Stored items:
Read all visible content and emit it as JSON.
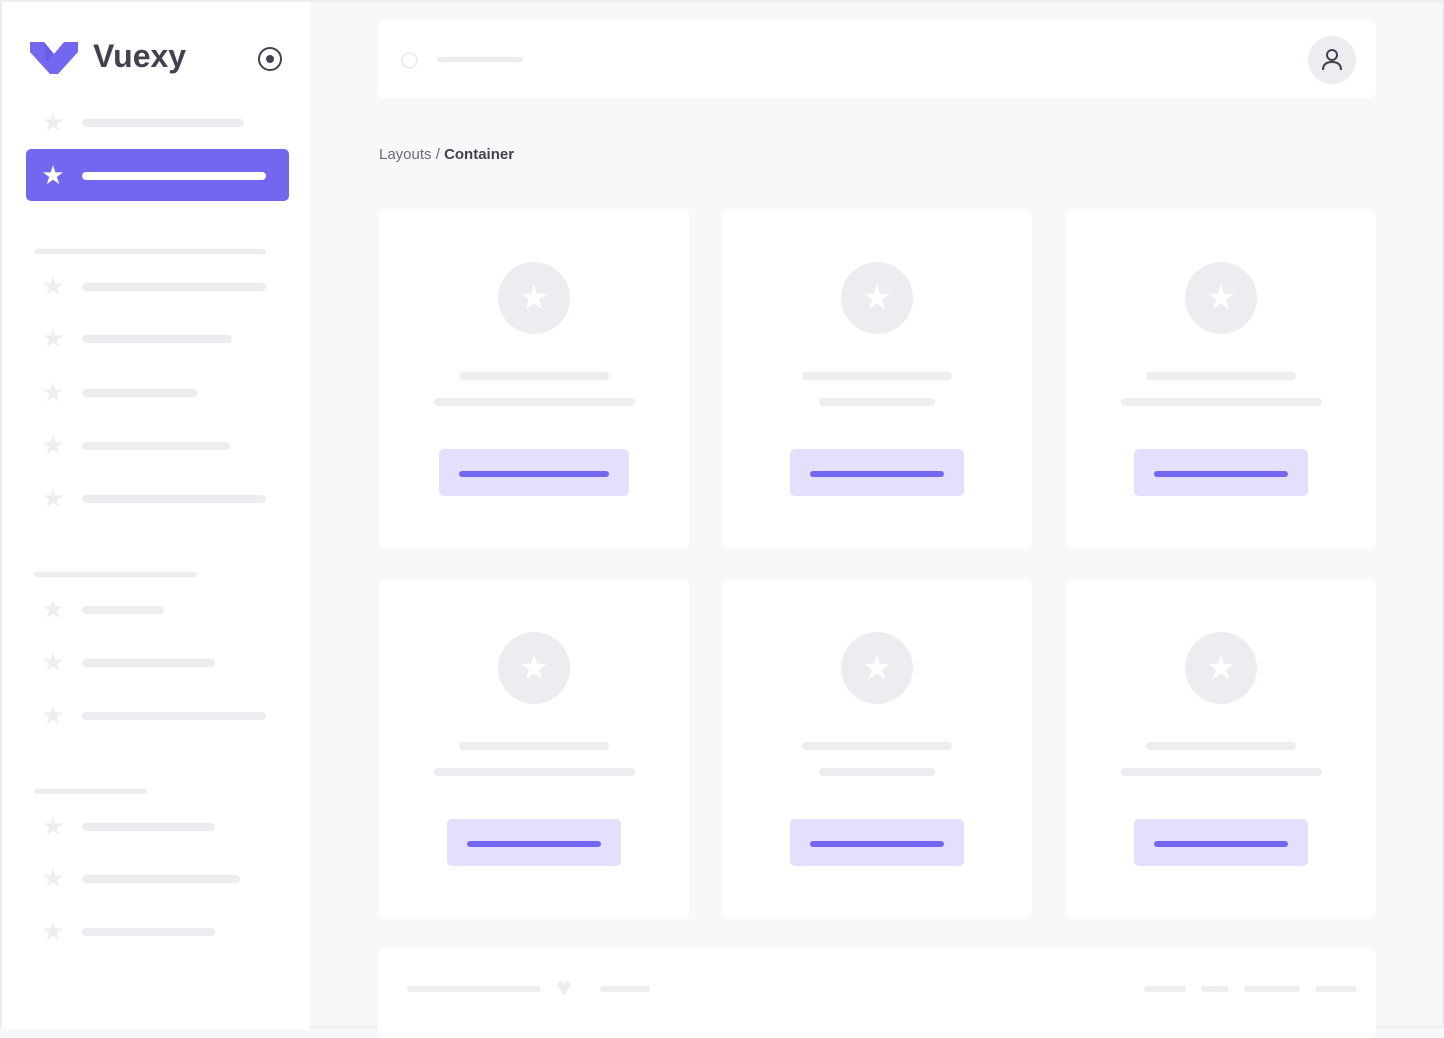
{
  "brand": {
    "name": "Vuexy",
    "color": "#7367f0"
  },
  "sidebar": {
    "toggle_icon": "radio-circle-icon",
    "item_icon": "star-icon",
    "active_index": 1
  },
  "header": {
    "search_icon": "search-icon",
    "avatar_icon": "user-icon"
  },
  "breadcrumb": {
    "parent": "Layouts",
    "separator": " / ",
    "current": "Container"
  },
  "cards": {
    "count": 6,
    "icon": "star-icon"
  },
  "footer": {
    "icon": "heart-icon"
  },
  "colors": {
    "primary": "#7367f0",
    "primary_light": "#e3dffc",
    "skeleton": "#ecedf1",
    "background": "#f8f8fa"
  }
}
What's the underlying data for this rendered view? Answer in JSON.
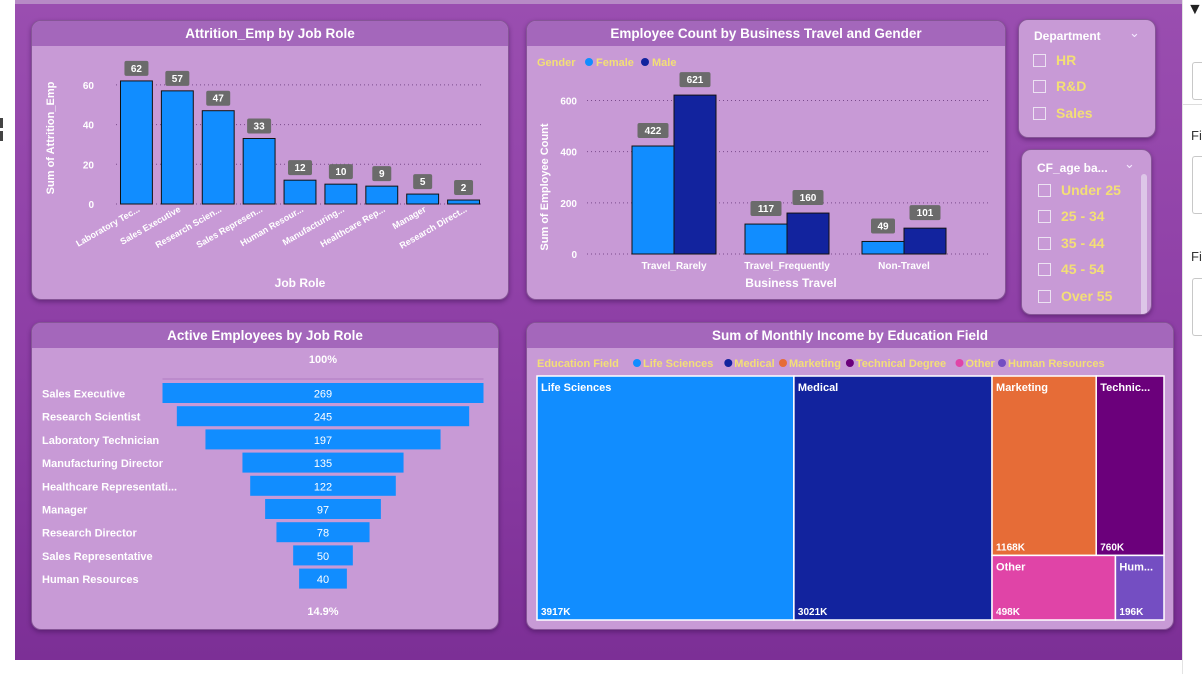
{
  "attrition_chart": {
    "title": "Attrition_Emp by Job Role",
    "xlabel": "Job Role",
    "ylabel": "Sum of Attrition_Emp",
    "bar_color": "#118dff",
    "chart_data": {
      "type": "bar",
      "title": "Attrition_Emp by Job Role",
      "xlabel": "Job Role",
      "ylabel": "Sum of Attrition_Emp",
      "categories": [
        "Laboratory Tec...",
        "Sales Executive",
        "Research Scien...",
        "Sales Represen...",
        "Human Resour...",
        "Manufacturing...",
        "Healthcare Rep...",
        "Manager",
        "Research Direct..."
      ],
      "values": [
        62,
        57,
        47,
        33,
        12,
        10,
        9,
        5,
        2
      ],
      "yticks": [
        0,
        20,
        40,
        60
      ],
      "ylim": [
        0,
        67
      ],
      "grid": true
    }
  },
  "travel_chart": {
    "title": "Employee Count by Business Travel and Gender",
    "legend_title": "Gender",
    "xlabel": "Business Travel",
    "ylabel": "Sum of Employee Count",
    "chart_data": {
      "type": "bar",
      "title": "Employee Count by Business Travel and Gender",
      "xlabel": "Business Travel",
      "ylabel": "Sum of Employee Count",
      "categories": [
        "Travel_Rarely",
        "Travel_Frequently",
        "Non-Travel"
      ],
      "series": [
        {
          "name": "Female",
          "values": [
            422,
            117,
            49
          ],
          "color": "#118dff"
        },
        {
          "name": "Male",
          "values": [
            621,
            160,
            101
          ],
          "color": "#12239e"
        }
      ],
      "yticks": [
        0,
        200,
        400,
        600
      ],
      "ylim": [
        0,
        680
      ],
      "legend": "top-left",
      "grid": true
    }
  },
  "department_slicer": {
    "title": "Department",
    "items": [
      "HR",
      "R&D",
      "Sales"
    ]
  },
  "age_slicer": {
    "title": "CF_age ba...",
    "items": [
      "Under 25",
      "25 - 34",
      "35 - 44",
      "45 - 54",
      "Over 55"
    ]
  },
  "funnel_chart": {
    "title": "Active Employees by Job Role",
    "top_label": "100%",
    "bottom_label": "14.9%",
    "bar_color": "#118dff",
    "chart_data": {
      "type": "bar",
      "subtype": "funnel",
      "title": "Active Employees by Job Role",
      "categories": [
        "Sales Executive",
        "Research Scientist",
        "Laboratory Technician",
        "Manufacturing Director",
        "Healthcare Representati...",
        "Manager",
        "Research Director",
        "Sales Representative",
        "Human Resources"
      ],
      "values": [
        269,
        245,
        197,
        135,
        122,
        97,
        78,
        50,
        40
      ],
      "top_percent": "100%",
      "bottom_percent": "14.9%"
    }
  },
  "treemap_chart": {
    "title": "Sum of Monthly Income by Education Field",
    "legend_title": "Education Field",
    "chart_data": {
      "type": "treemap",
      "title": "Sum of Monthly Income by Education Field",
      "categories": [
        "Life Sciences",
        "Medical",
        "Marketing",
        "Technical Degree",
        "Other",
        "Human Resources"
      ],
      "values": [
        3917,
        3021,
        1168,
        760,
        498,
        196
      ],
      "value_labels": [
        "3917K",
        "3021K",
        "1168K",
        "760K",
        "498K",
        "196K"
      ],
      "tile_labels": [
        "Life Sciences",
        "Medical",
        "Marketing",
        "Technic...",
        "Other",
        "Hum..."
      ],
      "colors": [
        "#118dff",
        "#12239e",
        "#e66c37",
        "#6b007b",
        "#e044a7",
        "#744ec2"
      ],
      "unit": "K"
    }
  },
  "filters_pane": {
    "label_1": "Fi",
    "label_2": "Fi"
  }
}
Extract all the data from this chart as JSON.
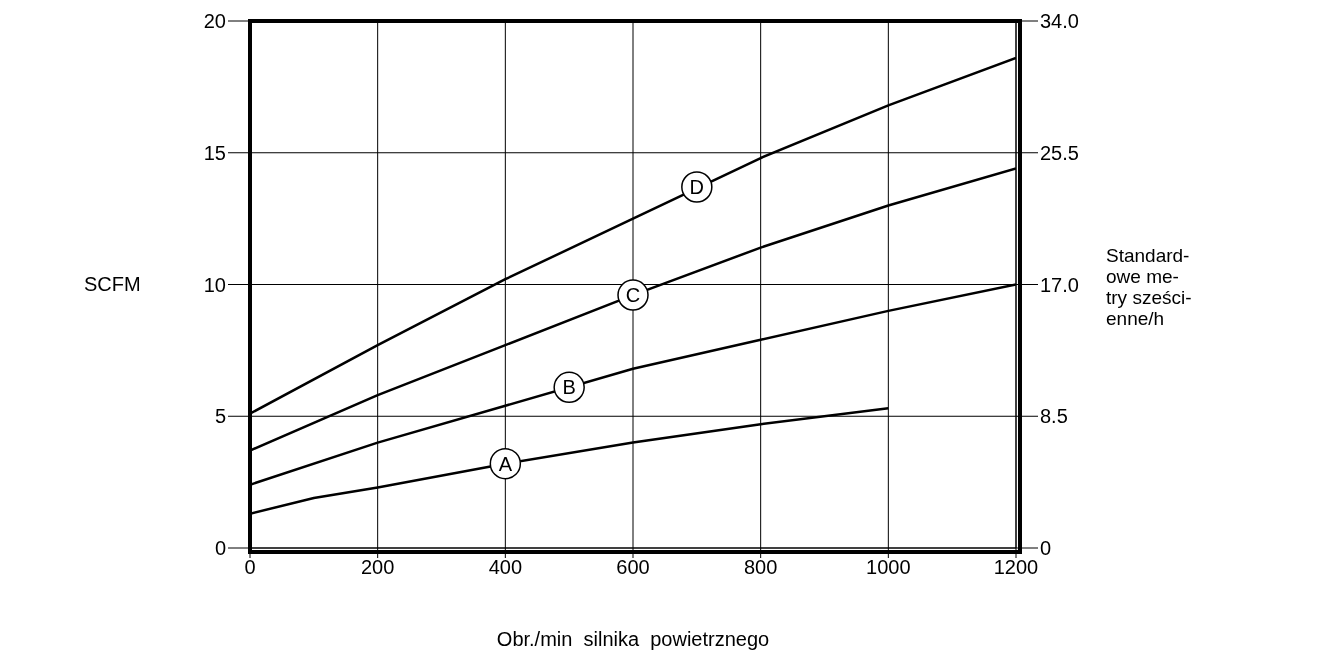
{
  "chart_data": {
    "type": "line",
    "xlabel": "Obr./min  silnika  powietrznego",
    "ylabel": "SCFM",
    "y2label": "Standard-\nowe me-\ntry sześci-\nenne/h",
    "x": [
      0,
      200,
      400,
      600,
      800,
      1000,
      1200
    ],
    "series": [
      {
        "color": "#000000",
        "x": [
          0,
          100,
          200,
          400,
          600,
          800,
          1000
        ],
        "values": [
          1.3,
          1.9,
          2.3,
          3.2,
          4.0,
          4.7,
          5.3
        ]
      },
      {
        "color": "#000000",
        "values": [
          2.4,
          4.0,
          5.4,
          6.8,
          7.9,
          9.0,
          10.0
        ]
      },
      {
        "color": "#000000",
        "values": [
          3.7,
          5.8,
          7.7,
          9.6,
          11.4,
          13.0,
          14.4
        ]
      },
      {
        "color": "#000000",
        "values": [
          5.1,
          7.7,
          10.2,
          12.5,
          14.8,
          16.8,
          18.6
        ]
      }
    ],
    "annotations": [
      {
        "text": "A",
        "x": 400,
        "y": 3.2
      },
      {
        "text": "B",
        "x": 500,
        "y": 6.1
      },
      {
        "text": "C",
        "x": 600,
        "y": 9.6
      },
      {
        "text": "D",
        "x": 700,
        "y": 13.7
      }
    ],
    "xlim": [
      0,
      1200
    ],
    "xticks": [
      0,
      200,
      400,
      600,
      800,
      1000,
      1200
    ],
    "ylim": [
      0,
      20
    ],
    "yticks": [
      0,
      5,
      10,
      15,
      20
    ],
    "y2lim": [
      0,
      34
    ],
    "y2ticks": [
      0,
      8.5,
      {
        "value": 17,
        "label": "17.0"
      },
      25.5,
      {
        "value": 34,
        "label": "34.0"
      }
    ],
    "grid": true,
    "line_style": "solid",
    "marker": "none",
    "legend": false
  }
}
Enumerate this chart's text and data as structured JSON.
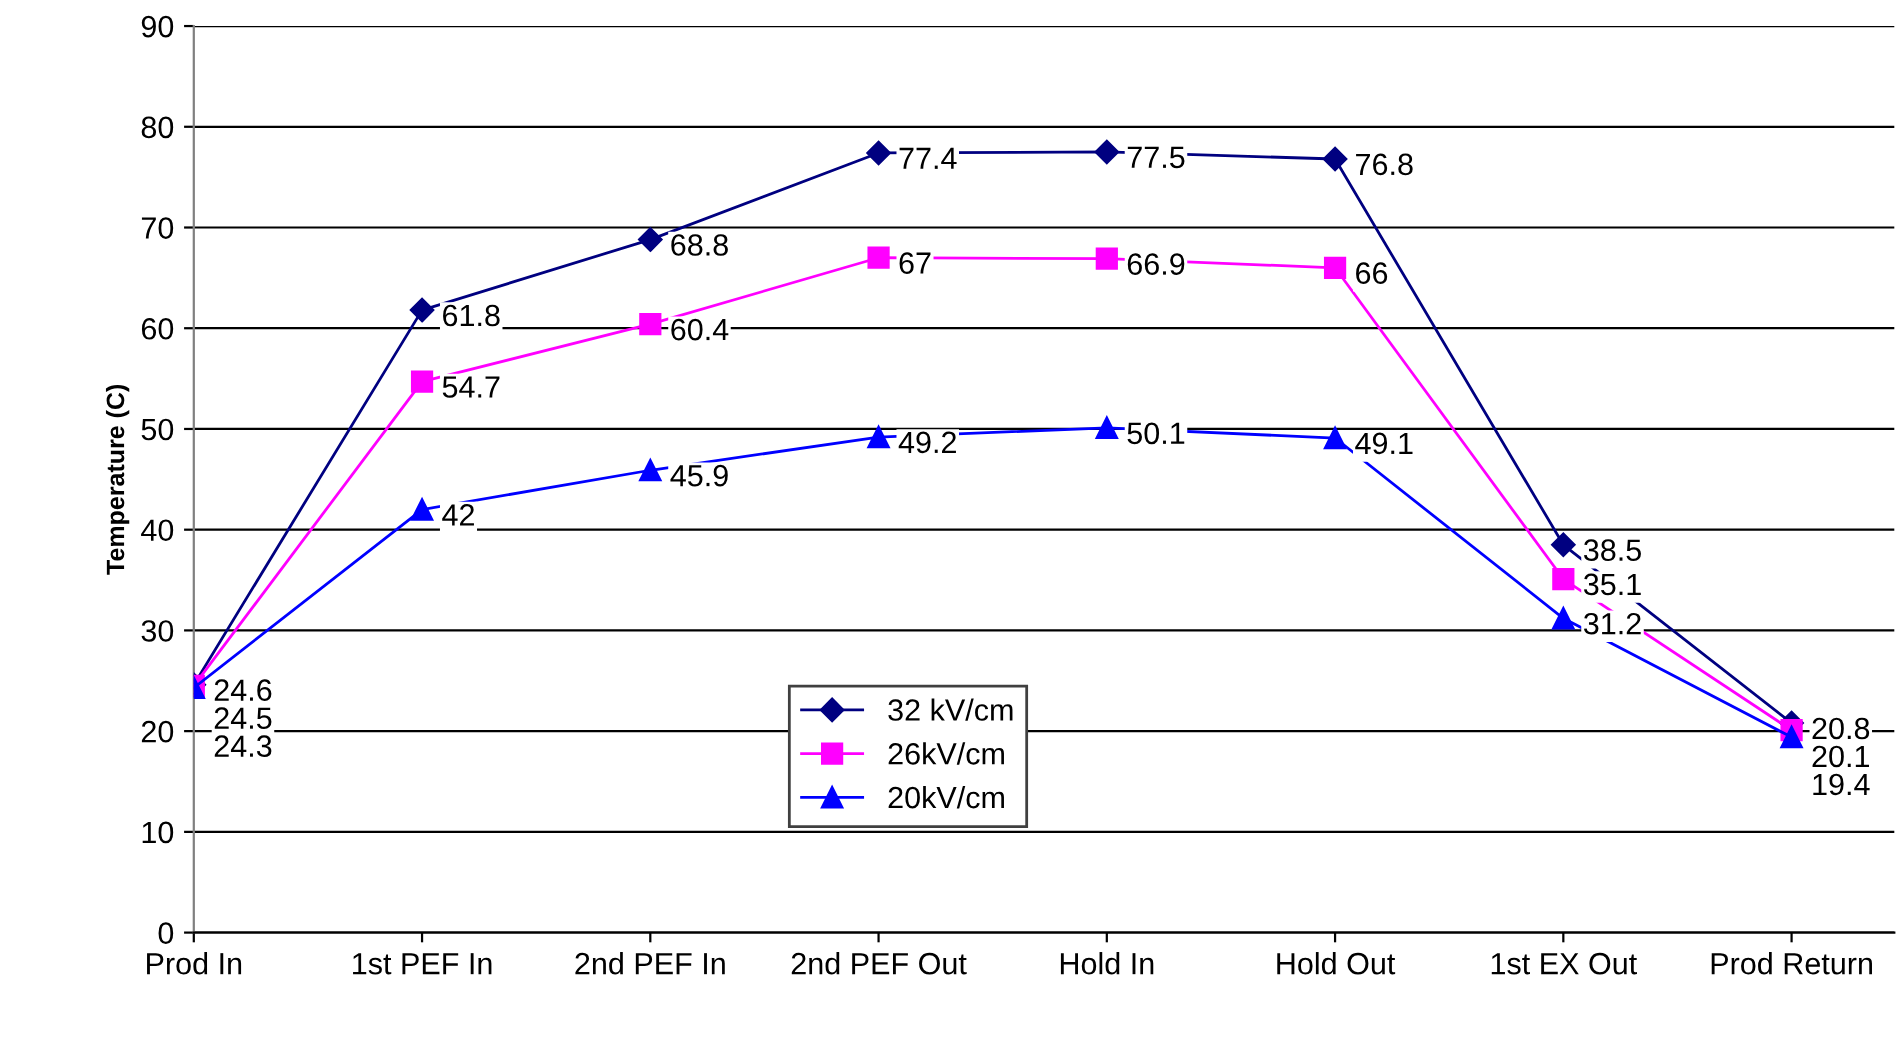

-- Task goal --
Print the listing above in full, exactly as written. Omit any pictures.

-- Reply to the exercise --
Read all visible content and emit it as JSON.
{
  "brand": {
    "name": "Vuexy",
    "color": "#7367f0"
  },
  "sidebar": {
    "toggle_icon": "radio-circle-icon",
    "item_icon": "star-icon",
    "active_index": 1
  },
  "header": {
    "search_icon": "search-icon",
    "avatar_icon": "user-icon"
  },
  "breadcrumb": {
    "parent": "Layouts",
    "separator": " / ",
    "current": "Container"
  },
  "cards": {
    "count": 6,
    "icon": "star-icon"
  },
  "footer": {
    "icon": "heart-icon"
  },
  "colors": {
    "primary": "#7367f0",
    "primary_light": "#e3dffc",
    "skeleton": "#ecedf1",
    "background": "#f8f8fa"
  }
}
What's the underlying data for this rendered view? Answer in JSON.
{
  "attrition_chart": {
    "title": "Attrition_Emp by Job Role",
    "xlabel": "Job Role",
    "ylabel": "Sum of Attrition_Emp",
    "bar_color": "#118dff",
    "chart_data": {
      "type": "bar",
      "title": "Attrition_Emp by Job Role",
      "xlabel": "Job Role",
      "ylabel": "Sum of Attrition_Emp",
      "categories": [
        "Laboratory Tec...",
        "Sales Executive",
        "Research Scien...",
        "Sales Represen...",
        "Human Resour...",
        "Manufacturing...",
        "Healthcare Rep...",
        "Manager",
        "Research Direct..."
      ],
      "values": [
        62,
        57,
        47,
        33,
        12,
        10,
        9,
        5,
        2
      ],
      "yticks": [
        0,
        20,
        40,
        60
      ],
      "ylim": [
        0,
        67
      ],
      "grid": true
    }
  },
  "travel_chart": {
    "title": "Employee Count by Business Travel and Gender",
    "legend_title": "Gender",
    "xlabel": "Business Travel",
    "ylabel": "Sum of Employee Count",
    "chart_data": {
      "type": "bar",
      "title": "Employee Count by Business Travel and Gender",
      "xlabel": "Business Travel",
      "ylabel": "Sum of Employee Count",
      "categories": [
        "Travel_Rarely",
        "Travel_Frequently",
        "Non-Travel"
      ],
      "series": [
        {
          "name": "Female",
          "values": [
            422,
            117,
            49
          ],
          "color": "#118dff"
        },
        {
          "name": "Male",
          "values": [
            621,
            160,
            101
          ],
          "color": "#12239e"
        }
      ],
      "yticks": [
        0,
        200,
        400,
        600
      ],
      "ylim": [
        0,
        680
      ],
      "legend": "top-left",
      "grid": true
    }
  },
  "department_slicer": {
    "title": "Department",
    "items": [
      "HR",
      "R&D",
      "Sales"
    ]
  },
  "age_slicer": {
    "title": "CF_age ba...",
    "items": [
      "Under 25",
      "25 - 34",
      "35 - 44",
      "45 - 54",
      "Over 55"
    ]
  },
  "funnel_chart": {
    "title": "Active Employees by Job Role",
    "top_label": "100%",
    "bottom_label": "14.9%",
    "bar_color": "#118dff",
    "chart_data": {
      "type": "bar",
      "subtype": "funnel",
      "title": "Active Employees by Job Role",
      "categories": [
        "Sales Executive",
        "Research Scientist",
        "Laboratory Technician",
        "Manufacturing Director",
        "Healthcare Representati...",
        "Manager",
        "Research Director",
        "Sales Representative",
        "Human Resources"
      ],
      "values": [
        269,
        245,
        197,
        135,
        122,
        97,
        78,
        50,
        40
      ],
      "top_percent": "100%",
      "bottom_percent": "14.9%"
    }
  },
  "treemap_chart": {
    "title": "Sum of Monthly Income by Education Field",
    "legend_title": "Education Field",
    "chart_data": {
      "type": "treemap",
      "title": "Sum of Monthly Income by Education Field",
      "categories": [
        "Life Sciences",
        "Medical",
        "Marketing",
        "Technical Degree",
        "Other",
        "Human Resources"
      ],
      "values": [
        3917,
        3021,
        1168,
        760,
        498,
        196
      ],
      "value_labels": [
        "3917K",
        "3021K",
        "1168K",
        "760K",
        "498K",
        "196K"
      ],
      "tile_labels": [
        "Life Sciences",
        "Medical",
        "Marketing",
        "Technic...",
        "Other",
        "Hum..."
      ],
      "colors": [
        "#118dff",
        "#12239e",
        "#e66c37",
        "#6b007b",
        "#e044a7",
        "#744ec2"
      ],
      "unit": "K"
    }
  },
  "filters_pane": {
    "label_1": "Fi",
    "label_2": "Fi"
  }
}
Extract all the data from this chart as JSON.
{
  "chart_data": {
    "type": "line",
    "xlabel": "Obr./min  silnika  powietrznego",
    "ylabel": "SCFM",
    "y2label": "Standard-\nowe me-\ntry sześci-\nenne/h",
    "x": [
      0,
      200,
      400,
      600,
      800,
      1000,
      1200
    ],
    "series": [
      {
        "color": "#000000",
        "x": [
          0,
          100,
          200,
          400,
          600,
          800,
          1000
        ],
        "values": [
          1.3,
          1.9,
          2.3,
          3.2,
          4.0,
          4.7,
          5.3
        ]
      },
      {
        "color": "#000000",
        "values": [
          2.4,
          4.0,
          5.4,
          6.8,
          7.9,
          9.0,
          10.0
        ]
      },
      {
        "color": "#000000",
        "values": [
          3.7,
          5.8,
          7.7,
          9.6,
          11.4,
          13.0,
          14.4
        ]
      },
      {
        "color": "#000000",
        "values": [
          5.1,
          7.7,
          10.2,
          12.5,
          14.8,
          16.8,
          18.6
        ]
      }
    ],
    "annotations": [
      {
        "text": "A",
        "x": 400,
        "y": 3.2
      },
      {
        "text": "B",
        "x": 500,
        "y": 6.1
      },
      {
        "text": "C",
        "x": 600,
        "y": 9.6
      },
      {
        "text": "D",
        "x": 700,
        "y": 13.7
      }
    ],
    "xlim": [
      0,
      1200
    ],
    "xticks": [
      0,
      200,
      400,
      600,
      800,
      1000,
      1200
    ],
    "ylim": [
      0,
      20
    ],
    "yticks": [
      0,
      5,
      10,
      15,
      20
    ],
    "y2lim": [
      0,
      34
    ],
    "y2ticks": [
      0,
      8.5,
      {
        "value": 17,
        "label": "17.0"
      },
      25.5,
      {
        "value": 34,
        "label": "34.0"
      }
    ],
    "grid": true,
    "line_style": "solid",
    "marker": "none",
    "legend": false
  }
}
Enumerate this chart's text and data as structured JSON.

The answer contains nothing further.